▸ **AIM OF THE TASK**: Below is a set of records. Repeat all of them exactly.

▸ **MATERIAL TO PROCESS**:

— start —

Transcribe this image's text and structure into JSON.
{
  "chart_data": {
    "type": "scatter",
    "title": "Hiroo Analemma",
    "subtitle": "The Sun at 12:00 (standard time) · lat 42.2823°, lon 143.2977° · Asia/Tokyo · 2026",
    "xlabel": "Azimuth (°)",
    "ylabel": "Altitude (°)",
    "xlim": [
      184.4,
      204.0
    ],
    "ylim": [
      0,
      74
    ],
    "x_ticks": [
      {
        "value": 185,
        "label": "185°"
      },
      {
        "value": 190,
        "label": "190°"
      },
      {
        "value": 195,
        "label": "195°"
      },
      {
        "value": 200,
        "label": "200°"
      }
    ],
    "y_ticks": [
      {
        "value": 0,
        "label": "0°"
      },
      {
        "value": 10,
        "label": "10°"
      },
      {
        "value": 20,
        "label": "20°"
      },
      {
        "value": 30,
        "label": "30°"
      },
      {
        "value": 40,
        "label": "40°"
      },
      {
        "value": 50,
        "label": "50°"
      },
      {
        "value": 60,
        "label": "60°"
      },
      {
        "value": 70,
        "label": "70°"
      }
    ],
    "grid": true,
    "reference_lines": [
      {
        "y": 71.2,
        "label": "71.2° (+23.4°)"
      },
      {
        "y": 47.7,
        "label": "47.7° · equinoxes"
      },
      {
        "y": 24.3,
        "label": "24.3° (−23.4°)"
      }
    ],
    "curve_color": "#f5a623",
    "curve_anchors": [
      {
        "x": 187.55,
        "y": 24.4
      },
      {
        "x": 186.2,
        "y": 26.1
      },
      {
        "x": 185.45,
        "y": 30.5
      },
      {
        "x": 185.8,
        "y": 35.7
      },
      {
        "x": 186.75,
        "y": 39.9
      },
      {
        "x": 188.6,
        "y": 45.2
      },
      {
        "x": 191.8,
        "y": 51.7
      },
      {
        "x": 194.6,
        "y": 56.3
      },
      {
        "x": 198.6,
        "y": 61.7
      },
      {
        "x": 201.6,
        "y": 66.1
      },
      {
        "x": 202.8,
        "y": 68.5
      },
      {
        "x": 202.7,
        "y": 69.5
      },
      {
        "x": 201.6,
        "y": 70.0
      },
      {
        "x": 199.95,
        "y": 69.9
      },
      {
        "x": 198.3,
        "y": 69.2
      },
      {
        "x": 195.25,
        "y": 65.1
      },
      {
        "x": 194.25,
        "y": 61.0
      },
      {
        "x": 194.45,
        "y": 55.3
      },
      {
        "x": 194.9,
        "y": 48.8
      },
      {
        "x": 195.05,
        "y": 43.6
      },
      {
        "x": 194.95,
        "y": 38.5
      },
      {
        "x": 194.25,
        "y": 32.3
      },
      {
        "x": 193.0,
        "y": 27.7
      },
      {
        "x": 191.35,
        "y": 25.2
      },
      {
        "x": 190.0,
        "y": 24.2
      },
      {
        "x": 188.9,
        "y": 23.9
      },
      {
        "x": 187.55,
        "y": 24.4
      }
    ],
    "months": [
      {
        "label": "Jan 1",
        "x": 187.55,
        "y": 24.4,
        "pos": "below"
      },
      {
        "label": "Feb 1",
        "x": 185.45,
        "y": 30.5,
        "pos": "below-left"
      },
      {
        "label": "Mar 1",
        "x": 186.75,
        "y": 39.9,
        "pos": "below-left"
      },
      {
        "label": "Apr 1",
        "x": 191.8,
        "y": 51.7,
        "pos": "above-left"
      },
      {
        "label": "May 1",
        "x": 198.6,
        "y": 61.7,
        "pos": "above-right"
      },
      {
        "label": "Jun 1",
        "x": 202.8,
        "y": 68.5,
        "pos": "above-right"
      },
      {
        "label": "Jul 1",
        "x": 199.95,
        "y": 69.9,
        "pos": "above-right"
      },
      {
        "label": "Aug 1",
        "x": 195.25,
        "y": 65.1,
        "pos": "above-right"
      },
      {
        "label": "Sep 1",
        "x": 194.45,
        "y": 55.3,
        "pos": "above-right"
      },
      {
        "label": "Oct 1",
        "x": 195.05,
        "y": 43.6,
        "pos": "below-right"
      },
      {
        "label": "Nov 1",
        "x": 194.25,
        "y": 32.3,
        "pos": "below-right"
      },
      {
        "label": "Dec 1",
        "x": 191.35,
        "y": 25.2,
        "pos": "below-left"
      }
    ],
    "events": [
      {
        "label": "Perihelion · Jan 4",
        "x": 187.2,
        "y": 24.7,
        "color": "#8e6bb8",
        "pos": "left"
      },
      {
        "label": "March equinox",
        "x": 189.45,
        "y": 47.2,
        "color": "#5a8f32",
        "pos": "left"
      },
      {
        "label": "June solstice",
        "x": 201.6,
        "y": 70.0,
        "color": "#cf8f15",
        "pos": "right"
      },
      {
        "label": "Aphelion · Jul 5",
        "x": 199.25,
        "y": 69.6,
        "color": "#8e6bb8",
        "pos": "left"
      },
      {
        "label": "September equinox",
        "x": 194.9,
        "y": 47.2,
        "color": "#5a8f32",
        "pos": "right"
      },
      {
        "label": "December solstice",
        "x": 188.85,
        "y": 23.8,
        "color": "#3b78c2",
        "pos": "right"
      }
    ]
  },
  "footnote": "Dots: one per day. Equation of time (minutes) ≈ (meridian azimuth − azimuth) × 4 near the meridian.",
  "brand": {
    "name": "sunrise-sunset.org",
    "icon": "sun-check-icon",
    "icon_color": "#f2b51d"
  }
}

— end —

▸ **PROBLEM SOLUTION**:
Transcribe this image's text and structure into JSON.
{
  "chart_data": {
    "type": "scatter",
    "title": "Hiroo Analemma",
    "subtitle": "The Sun at 12:00 (standard time) · lat 42.2823°, lon 143.2977° · Asia/Tokyo · 2026",
    "xlabel": "Azimuth (°)",
    "ylabel": "Altitude (°)",
    "xlim": [
      184.4,
      204.0
    ],
    "ylim": [
      0,
      74
    ],
    "x_ticks": [
      {
        "value": 185,
        "label": "185°"
      },
      {
        "value": 190,
        "label": "190°"
      },
      {
        "value": 195,
        "label": "195°"
      },
      {
        "value": 200,
        "label": "200°"
      }
    ],
    "y_ticks": [
      {
        "value": 0,
        "label": "0°"
      },
      {
        "value": 10,
        "label": "10°"
      },
      {
        "value": 20,
        "label": "20°"
      },
      {
        "value": 30,
        "label": "30°"
      },
      {
        "value": 40,
        "label": "40°"
      },
      {
        "value": 50,
        "label": "50°"
      },
      {
        "value": 60,
        "label": "60°"
      },
      {
        "value": 70,
        "label": "70°"
      }
    ],
    "grid": true,
    "reference_lines": [
      {
        "y": 71.2,
        "label": "71.2° (+23.4°)"
      },
      {
        "y": 47.7,
        "label": "47.7° · equinoxes"
      },
      {
        "y": 24.3,
        "label": "24.3° (−23.4°)"
      }
    ],
    "curve_color": "#f5a623",
    "curve_anchors": [
      {
        "x": 187.55,
        "y": 24.4
      },
      {
        "x": 186.2,
        "y": 26.1
      },
      {
        "x": 185.45,
        "y": 30.5
      },
      {
        "x": 185.8,
        "y": 35.7
      },
      {
        "x": 186.75,
        "y": 39.9
      },
      {
        "x": 188.6,
        "y": 45.2
      },
      {
        "x": 191.8,
        "y": 51.7
      },
      {
        "x": 194.6,
        "y": 56.3
      },
      {
        "x": 198.6,
        "y": 61.7
      },
      {
        "x": 201.6,
        "y": 66.1
      },
      {
        "x": 202.8,
        "y": 68.5
      },
      {
        "x": 202.7,
        "y": 69.5
      },
      {
        "x": 201.6,
        "y": 70.0
      },
      {
        "x": 199.95,
        "y": 69.9
      },
      {
        "x": 198.3,
        "y": 69.2
      },
      {
        "x": 195.25,
        "y": 65.1
      },
      {
        "x": 194.25,
        "y": 61.0
      },
      {
        "x": 194.45,
        "y": 55.3
      },
      {
        "x": 194.9,
        "y": 48.8
      },
      {
        "x": 195.05,
        "y": 43.6
      },
      {
        "x": 194.95,
        "y": 38.5
      },
      {
        "x": 194.25,
        "y": 32.3
      },
      {
        "x": 193.0,
        "y": 27.7
      },
      {
        "x": 191.35,
        "y": 25.2
      },
      {
        "x": 190.0,
        "y": 24.2
      },
      {
        "x": 188.9,
        "y": 23.9
      },
      {
        "x": 187.55,
        "y": 24.4
      }
    ],
    "months": [
      {
        "label": "Jan 1",
        "x": 187.55,
        "y": 24.4,
        "pos": "below"
      },
      {
        "label": "Feb 1",
        "x": 185.45,
        "y": 30.5,
        "pos": "below-left"
      },
      {
        "label": "Mar 1",
        "x": 186.75,
        "y": 39.9,
        "pos": "below-left"
      },
      {
        "label": "Apr 1",
        "x": 191.8,
        "y": 51.7,
        "pos": "above-left"
      },
      {
        "label": "May 1",
        "x": 198.6,
        "y": 61.7,
        "pos": "above-right"
      },
      {
        "label": "Jun 1",
        "x": 202.8,
        "y": 68.5,
        "pos": "above-right"
      },
      {
        "label": "Jul 1",
        "x": 199.95,
        "y": 69.9,
        "pos": "above-right"
      },
      {
        "label": "Aug 1",
        "x": 195.25,
        "y": 65.1,
        "pos": "above-right"
      },
      {
        "label": "Sep 1",
        "x": 194.45,
        "y": 55.3,
        "pos": "above-right"
      },
      {
        "label": "Oct 1",
        "x": 195.05,
        "y": 43.6,
        "pos": "below-right"
      },
      {
        "label": "Nov 1",
        "x": 194.25,
        "y": 32.3,
        "pos": "below-right"
      },
      {
        "label": "Dec 1",
        "x": 191.35,
        "y": 25.2,
        "pos": "below-left"
      }
    ],
    "events": [
      {
        "label": "Perihelion · Jan 4",
        "x": 187.2,
        "y": 24.7,
        "color": "#8e6bb8",
        "pos": "left"
      },
      {
        "label": "March equinox",
        "x": 189.45,
        "y": 47.2,
        "color": "#5a8f32",
        "pos": "left"
      },
      {
        "label": "June solstice",
        "x": 201.6,
        "y": 70.0,
        "color": "#cf8f15",
        "pos": "right"
      },
      {
        "label": "Aphelion · Jul 5",
        "x": 199.25,
        "y": 69.6,
        "color": "#8e6bb8",
        "pos": "left"
      },
      {
        "label": "September equinox",
        "x": 194.9,
        "y": 47.2,
        "color": "#5a8f32",
        "pos": "right"
      },
      {
        "label": "December solstice",
        "x": 188.85,
        "y": 23.8,
        "color": "#3b78c2",
        "pos": "right"
      }
    ]
  },
  "footnote": "Dots: one per day. Equation of time (minutes) ≈ (meridian azimuth − azimuth) × 4 near the meridian.",
  "brand": {
    "name": "sunrise-sunset.org",
    "icon": "sun-check-icon",
    "icon_color": "#f2b51d"
  }
}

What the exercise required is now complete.